● **EXERCISE AIM**:
Repeat each record below exactly, dropping the pictures.
+++ DATASET +++
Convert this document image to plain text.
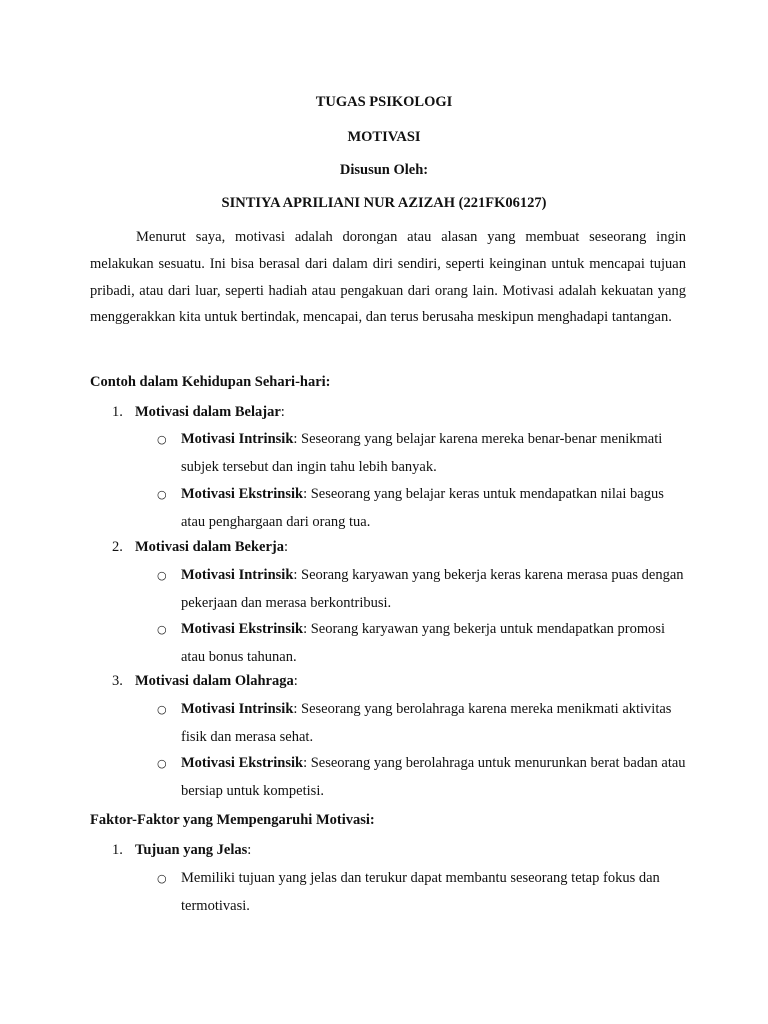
TUGAS PSIKOLOGI
MOTIVASI
Disusun Oleh:
SINTIYA APRILIANI NUR AZIZAH (221FK06127)
Menurut saya, motivasi adalah dorongan atau alasan yang membuat seseorang ingin melakukan sesuatu. Ini bisa berasal dari dalam diri sendiri, seperti keinginan untuk mencapai tujuan pribadi, atau dari luar, seperti hadiah atau pengakuan dari orang lain. Motivasi adalah kekuatan yang menggerakkan kita untuk bertindak, mencapai, dan terus berusaha meskipun menghadapi tantangan.
Contoh dalam Kehidupan Sehari-hari:
1. Motivasi dalam Belajar:
○ Motivasi Intrinsik: Seseorang yang belajar karena mereka benar-benar menikmati subjek tersebut dan ingin tahu lebih banyak.
○ Motivasi Ekstrinsik: Seseorang yang belajar keras untuk mendapatkan nilai bagus atau penghargaan dari orang tua.
2. Motivasi dalam Bekerja:
○ Motivasi Intrinsik: Seorang karyawan yang bekerja keras karena merasa puas dengan pekerjaan dan merasa berkontribusi.
○ Motivasi Ekstrinsik: Seorang karyawan yang bekerja untuk mendapatkan promosi atau bonus tahunan.
3. Motivasi dalam Olahraga:
○ Motivasi Intrinsik: Seseorang yang berolahraga karena mereka menikmati aktivitas fisik dan merasa sehat.
○ Motivasi Ekstrinsik: Seseorang yang berolahraga untuk menurunkan berat badan atau bersiap untuk kompetisi.
Faktor-Faktor yang Mempengaruhi Motivasi:
1. Tujuan yang Jelas:
○ Memiliki tujuan yang jelas dan terukur dapat membantu seseorang tetap fokus dan termotivasi.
+++
● **RIGHT ANSWER**:
Convert this document image to plain text.
TUGAS PSIKOLOGI
MOTIVASI
Disusun Oleh:
SINTIYA APRILIANI NUR AZIZAH (221FK06127)
Menurut saya, motivasi adalah dorongan atau alasan yang membuat seseorang ingin melakukan sesuatu. Ini bisa berasal dari dalam diri sendiri, seperti keinginan untuk mencapai tujuan pribadi, atau dari luar, seperti hadiah atau pengakuan dari orang lain. Motivasi adalah kekuatan yang menggerakkan kita untuk bertindak, mencapai, dan terus berusaha meskipun menghadapi tantangan.
Contoh dalam Kehidupan Sehari-hari:
1. Motivasi dalam Belajar:
○ Motivasi Intrinsik: Seseorang yang belajar karena mereka benar-benar menikmati subjek tersebut dan ingin tahu lebih banyak.
○ Motivasi Ekstrinsik: Seseorang yang belajar keras untuk mendapatkan nilai bagus atau penghargaan dari orang tua.
2. Motivasi dalam Bekerja:
○ Motivasi Intrinsik: Seorang karyawan yang bekerja keras karena merasa puas dengan pekerjaan dan merasa berkontribusi.
○ Motivasi Ekstrinsik: Seorang karyawan yang bekerja untuk mendapatkan promosi atau bonus tahunan.
3. Motivasi dalam Olahraga:
○ Motivasi Intrinsik: Seseorang yang berolahraga karena mereka menikmati aktivitas fisik dan merasa sehat.
○ Motivasi Ekstrinsik: Seseorang yang berolahraga untuk menurunkan berat badan atau bersiap untuk kompetisi.
Faktor-Faktor yang Mempengaruhi Motivasi:
1. Tujuan yang Jelas:
○ Memiliki tujuan yang jelas dan terukur dapat membantu seseorang tetap fokus dan termotivasi.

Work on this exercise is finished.